- Problem to solve
Take down each entry exactly as written.

--------

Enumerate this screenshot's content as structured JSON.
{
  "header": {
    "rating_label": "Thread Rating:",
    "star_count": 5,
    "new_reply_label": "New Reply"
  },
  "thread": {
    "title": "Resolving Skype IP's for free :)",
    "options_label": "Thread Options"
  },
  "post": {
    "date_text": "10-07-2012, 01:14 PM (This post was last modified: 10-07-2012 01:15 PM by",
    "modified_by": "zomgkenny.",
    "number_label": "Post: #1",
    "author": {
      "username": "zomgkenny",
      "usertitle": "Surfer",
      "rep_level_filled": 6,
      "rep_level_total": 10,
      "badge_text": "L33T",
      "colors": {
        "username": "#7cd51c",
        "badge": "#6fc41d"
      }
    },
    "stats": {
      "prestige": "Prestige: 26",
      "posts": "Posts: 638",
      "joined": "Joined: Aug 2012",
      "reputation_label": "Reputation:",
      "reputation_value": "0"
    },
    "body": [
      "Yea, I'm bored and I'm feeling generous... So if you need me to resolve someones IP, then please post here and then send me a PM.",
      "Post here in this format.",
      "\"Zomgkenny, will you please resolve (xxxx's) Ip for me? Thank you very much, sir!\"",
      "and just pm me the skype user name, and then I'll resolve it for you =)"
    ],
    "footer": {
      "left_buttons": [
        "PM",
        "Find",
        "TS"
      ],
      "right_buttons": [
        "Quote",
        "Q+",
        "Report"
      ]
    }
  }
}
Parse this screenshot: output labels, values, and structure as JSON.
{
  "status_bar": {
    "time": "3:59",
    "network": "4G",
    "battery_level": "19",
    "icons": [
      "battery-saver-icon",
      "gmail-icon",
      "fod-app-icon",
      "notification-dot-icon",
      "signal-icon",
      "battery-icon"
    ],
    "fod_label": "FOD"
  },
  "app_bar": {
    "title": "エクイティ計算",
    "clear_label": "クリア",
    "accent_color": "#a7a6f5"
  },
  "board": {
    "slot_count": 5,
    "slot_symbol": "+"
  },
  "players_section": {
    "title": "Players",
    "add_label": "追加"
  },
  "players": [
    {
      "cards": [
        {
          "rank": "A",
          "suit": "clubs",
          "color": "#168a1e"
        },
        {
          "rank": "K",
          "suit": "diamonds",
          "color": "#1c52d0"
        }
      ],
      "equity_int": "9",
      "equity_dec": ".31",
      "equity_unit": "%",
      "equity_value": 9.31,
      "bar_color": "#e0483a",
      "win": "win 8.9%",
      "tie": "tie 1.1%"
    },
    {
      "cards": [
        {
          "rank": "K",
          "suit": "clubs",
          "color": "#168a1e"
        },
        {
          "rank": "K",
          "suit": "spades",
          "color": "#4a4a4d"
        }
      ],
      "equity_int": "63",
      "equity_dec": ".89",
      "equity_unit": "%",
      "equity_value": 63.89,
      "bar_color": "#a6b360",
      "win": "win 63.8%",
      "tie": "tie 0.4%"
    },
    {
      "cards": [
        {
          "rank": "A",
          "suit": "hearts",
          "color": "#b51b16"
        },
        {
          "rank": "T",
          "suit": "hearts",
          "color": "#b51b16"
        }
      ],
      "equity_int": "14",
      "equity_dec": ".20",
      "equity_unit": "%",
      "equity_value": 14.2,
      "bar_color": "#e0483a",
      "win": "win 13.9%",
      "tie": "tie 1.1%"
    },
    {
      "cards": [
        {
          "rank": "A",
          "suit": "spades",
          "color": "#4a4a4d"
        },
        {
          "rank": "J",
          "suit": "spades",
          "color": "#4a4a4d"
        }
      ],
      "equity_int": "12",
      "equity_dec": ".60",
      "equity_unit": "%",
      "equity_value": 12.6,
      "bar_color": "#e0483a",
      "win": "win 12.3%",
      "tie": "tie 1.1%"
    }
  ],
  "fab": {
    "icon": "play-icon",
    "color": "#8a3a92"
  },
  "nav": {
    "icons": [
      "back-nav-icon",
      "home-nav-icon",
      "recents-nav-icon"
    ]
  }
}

--------

- Completed task
Enumerate this screenshot's content as structured JSON.
{
  "header": {
    "rating_label": "Thread Rating:",
    "star_count": 5,
    "new_reply_label": "New Reply"
  },
  "thread": {
    "title": "Resolving Skype IP's for free :)",
    "options_label": "Thread Options"
  },
  "post": {
    "date_text": "10-07-2012, 01:14 PM (This post was last modified: 10-07-2012 01:15 PM by",
    "modified_by": "zomgkenny.",
    "number_label": "Post: #1",
    "author": {
      "username": "zomgkenny",
      "usertitle": "Surfer",
      "rep_level_filled": 6,
      "rep_level_total": 10,
      "badge_text": "L33T",
      "colors": {
        "username": "#7cd51c",
        "badge": "#6fc41d"
      }
    },
    "stats": {
      "prestige": "Prestige: 26",
      "posts": "Posts: 638",
      "joined": "Joined: Aug 2012",
      "reputation_label": "Reputation:",
      "reputation_value": "0"
    },
    "body": [
      "Yea, I'm bored and I'm feeling generous... So if you need me to resolve someones IP, then please post here and then send me a PM.",
      "Post here in this format.",
      "\"Zomgkenny, will you please resolve (xxxx's) Ip for me? Thank you very much, sir!\"",
      "and just pm me the skype user name, and then I'll resolve it for you =)"
    ],
    "footer": {
      "left_buttons": [
        "PM",
        "Find",
        "TS"
      ],
      "right_buttons": [
        "Quote",
        "Q+",
        "Report"
      ]
    }
  }
}
Parse this screenshot: output labels, values, and structure as JSON.
{
  "status_bar": {
    "time": "3:59",
    "network": "4G",
    "battery_level": "19",
    "icons": [
      "battery-saver-icon",
      "gmail-icon",
      "fod-app-icon",
      "notification-dot-icon",
      "signal-icon",
      "battery-icon"
    ],
    "fod_label": "FOD"
  },
  "app_bar": {
    "title": "エクイティ計算",
    "clear_label": "クリア",
    "accent_color": "#a7a6f5"
  },
  "board": {
    "slot_count": 5,
    "slot_symbol": "+"
  },
  "players_section": {
    "title": "Players",
    "add_label": "追加"
  },
  "players": [
    {
      "cards": [
        {
          "rank": "A",
          "suit": "clubs",
          "color": "#168a1e"
        },
        {
          "rank": "K",
          "suit": "diamonds",
          "color": "#1c52d0"
        }
      ],
      "equity_int": "9",
      "equity_dec": ".31",
      "equity_unit": "%",
      "equity_value": 9.31,
      "bar_color": "#e0483a",
      "win": "win 8.9%",
      "tie": "tie 1.1%"
    },
    {
      "cards": [
        {
          "rank": "K",
          "suit": "clubs",
          "color": "#168a1e"
        },
        {
          "rank": "K",
          "suit": "spades",
          "color": "#4a4a4d"
        }
      ],
      "equity_int": "63",
      "equity_dec": ".89",
      "equity_unit": "%",
      "equity_value": 63.89,
      "bar_color": "#a6b360",
      "win": "win 63.8%",
      "tie": "tie 0.4%"
    },
    {
      "cards": [
        {
          "rank": "A",
          "suit": "hearts",
          "color": "#b51b16"
        },
        {
          "rank": "T",
          "suit": "hearts",
          "color": "#b51b16"
        }
      ],
      "equity_int": "14",
      "equity_dec": ".20",
      "equity_unit": "%",
      "equity_value": 14.2,
      "bar_color": "#e0483a",
      "win": "win 13.9%",
      "tie": "tie 1.1%"
    },
    {
      "cards": [
        {
          "rank": "A",
          "suit": "spades",
          "color": "#4a4a4d"
        },
        {
          "rank": "J",
          "suit": "spades",
          "color": "#4a4a4d"
        }
      ],
      "equity_int": "12",
      "equity_dec": ".60",
      "equity_unit": "%",
      "equity_value": 12.6,
      "bar_color": "#e0483a",
      "win": "win 12.3%",
      "tie": "tie 1.1%"
    }
  ],
  "fab": {
    "icon": "play-icon",
    "color": "#8a3a92"
  },
  "nav": {
    "icons": [
      "back-nav-icon",
      "home-nav-icon",
      "recents-nav-icon"
    ]
  }
}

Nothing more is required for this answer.